The study is based on the production outputs from three currently operating commercial plantations in Swedish which use three different levels of nitrogen (N) fertilization: no N fertilization, a medium level of N fertilization, and a high level of N fertilization. The highest net energy yield was attained with the highest level of nitrogen but also had the lowest energy ratio, whereas plants produced with no nitrogen had the highest energy ratio but the lowest net energy yield. What this translates to is that nitrogen fertilisation can promote intensive production and higher yields, however, the energy efficiency is lower than crops produced without nitrogen fertilisation, which were the least productive but most energy efficient.
========================================================================
### Given request 1
Copy the records word for word, starting at their first line and ending at the line that contains "129, 635, 143]".

### Extracted entries
========================================================================
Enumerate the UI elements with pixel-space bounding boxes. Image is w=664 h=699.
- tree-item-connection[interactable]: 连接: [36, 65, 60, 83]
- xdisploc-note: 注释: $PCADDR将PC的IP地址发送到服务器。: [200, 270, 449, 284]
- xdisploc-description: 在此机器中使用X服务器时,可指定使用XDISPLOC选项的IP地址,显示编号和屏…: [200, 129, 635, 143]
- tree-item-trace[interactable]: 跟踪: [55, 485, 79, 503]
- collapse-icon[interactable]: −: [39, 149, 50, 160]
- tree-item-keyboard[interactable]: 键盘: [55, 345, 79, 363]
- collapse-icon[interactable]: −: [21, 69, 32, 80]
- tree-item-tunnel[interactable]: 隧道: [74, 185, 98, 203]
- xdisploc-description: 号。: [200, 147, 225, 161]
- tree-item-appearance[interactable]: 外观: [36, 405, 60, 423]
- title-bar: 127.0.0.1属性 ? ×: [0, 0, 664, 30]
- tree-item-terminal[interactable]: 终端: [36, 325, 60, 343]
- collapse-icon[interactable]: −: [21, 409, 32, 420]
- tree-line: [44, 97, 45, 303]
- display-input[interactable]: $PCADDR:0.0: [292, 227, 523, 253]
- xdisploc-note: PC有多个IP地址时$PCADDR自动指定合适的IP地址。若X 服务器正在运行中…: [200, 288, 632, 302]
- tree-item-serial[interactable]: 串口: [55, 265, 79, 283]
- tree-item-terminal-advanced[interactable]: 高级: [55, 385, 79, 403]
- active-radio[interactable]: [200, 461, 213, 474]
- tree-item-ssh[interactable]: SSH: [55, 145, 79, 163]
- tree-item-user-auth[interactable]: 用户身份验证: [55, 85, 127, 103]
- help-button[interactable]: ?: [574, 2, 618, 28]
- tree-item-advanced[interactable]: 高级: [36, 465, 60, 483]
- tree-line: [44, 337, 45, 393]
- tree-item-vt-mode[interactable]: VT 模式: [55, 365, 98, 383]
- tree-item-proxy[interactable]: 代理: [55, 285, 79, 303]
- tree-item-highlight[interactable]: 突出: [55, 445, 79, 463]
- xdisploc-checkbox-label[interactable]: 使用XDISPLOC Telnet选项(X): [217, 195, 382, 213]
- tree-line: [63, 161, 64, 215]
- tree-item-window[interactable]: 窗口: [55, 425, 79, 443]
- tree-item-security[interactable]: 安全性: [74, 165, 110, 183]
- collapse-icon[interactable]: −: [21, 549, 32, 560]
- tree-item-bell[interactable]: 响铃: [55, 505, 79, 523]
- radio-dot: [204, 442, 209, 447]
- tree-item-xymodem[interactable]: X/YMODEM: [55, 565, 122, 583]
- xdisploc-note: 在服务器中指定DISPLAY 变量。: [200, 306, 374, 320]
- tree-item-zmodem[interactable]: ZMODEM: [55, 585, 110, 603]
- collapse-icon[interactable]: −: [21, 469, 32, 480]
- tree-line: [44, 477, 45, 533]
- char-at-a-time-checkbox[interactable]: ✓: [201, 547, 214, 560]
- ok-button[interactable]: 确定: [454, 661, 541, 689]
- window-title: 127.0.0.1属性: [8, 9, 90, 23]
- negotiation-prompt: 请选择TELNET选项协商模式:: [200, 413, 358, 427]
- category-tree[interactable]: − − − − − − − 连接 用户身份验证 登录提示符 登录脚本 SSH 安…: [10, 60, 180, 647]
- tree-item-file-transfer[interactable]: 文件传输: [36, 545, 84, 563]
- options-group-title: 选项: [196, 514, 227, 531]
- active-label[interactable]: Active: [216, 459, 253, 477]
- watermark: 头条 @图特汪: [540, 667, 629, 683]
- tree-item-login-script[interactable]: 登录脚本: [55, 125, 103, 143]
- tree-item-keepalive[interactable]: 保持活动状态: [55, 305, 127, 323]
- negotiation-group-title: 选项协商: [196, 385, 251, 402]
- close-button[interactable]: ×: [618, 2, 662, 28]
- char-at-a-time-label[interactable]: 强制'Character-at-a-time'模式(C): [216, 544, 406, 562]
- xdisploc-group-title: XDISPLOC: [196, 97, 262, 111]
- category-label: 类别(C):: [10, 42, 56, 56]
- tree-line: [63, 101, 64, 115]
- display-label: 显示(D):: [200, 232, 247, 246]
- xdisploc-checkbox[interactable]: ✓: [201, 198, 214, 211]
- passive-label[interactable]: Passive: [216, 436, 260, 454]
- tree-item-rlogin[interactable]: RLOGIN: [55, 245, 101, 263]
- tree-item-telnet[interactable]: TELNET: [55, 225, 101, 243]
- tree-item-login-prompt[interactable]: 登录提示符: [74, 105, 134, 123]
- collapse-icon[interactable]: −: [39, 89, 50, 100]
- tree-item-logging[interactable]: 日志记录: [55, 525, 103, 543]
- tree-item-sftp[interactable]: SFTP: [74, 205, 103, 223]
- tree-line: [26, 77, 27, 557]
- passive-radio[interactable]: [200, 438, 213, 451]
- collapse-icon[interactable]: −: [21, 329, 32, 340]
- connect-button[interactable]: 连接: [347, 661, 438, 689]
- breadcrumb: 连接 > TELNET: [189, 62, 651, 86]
========================================================================
### Given request 2
Write what comes next in the passage on nitrogen fertilization and energy efficiency in Swedish plantations, picking up after its final sentence.

### Task output 1
Enumerate the UI elements with pixel-space bounding boxes. Image is w=664 h=699.
- tree-item-connection[interactable]: 连接: [36, 65, 60, 83]
- xdisploc-note: 注释: $PCADDR将PC的IP地址发送到服务器。: [200, 270, 449, 284]
- xdisploc-description: 在此机器中使用X服务器时,可指定使用XDISPLOC选项的IP地址,显示编号和屏…: [200, 129, 635, 143]

### Task output 2
What does this mean for the future of biofuel in Sweden? The results may help guide landowners, policy-makers, and other stakeholders in developing and further refining biomass production. The findings suggest that further improvements in energy performance and fuel-use efficiency are possible. The most important factors affecting energy performance were found to be N fertilization and biomass transport. If the area of land is a limited, high-yielding nitrogen fertilisation systems may be the best option, whereas if energy is limited, low-input systems with higher energy ratios may be preferable. In addition, the effects of N fertilisation on soil carbon dioxide emissions and other impacts on soil quality should be considered. Clearly, there must a trade-off between achieving the highest net energy yield, highest energy ratio, and lowest environmental impact.
At present, willow plantations in Sweden provide a major source of solid fuel for heat and power but could also be used to produce liquid and gaseous fuels in the future. This study and previous studies on willow cultivation offer some important insights, not only for Sweden but for other nations hoping to follow the same path, on adopting more renewable and sustainable sources of energy.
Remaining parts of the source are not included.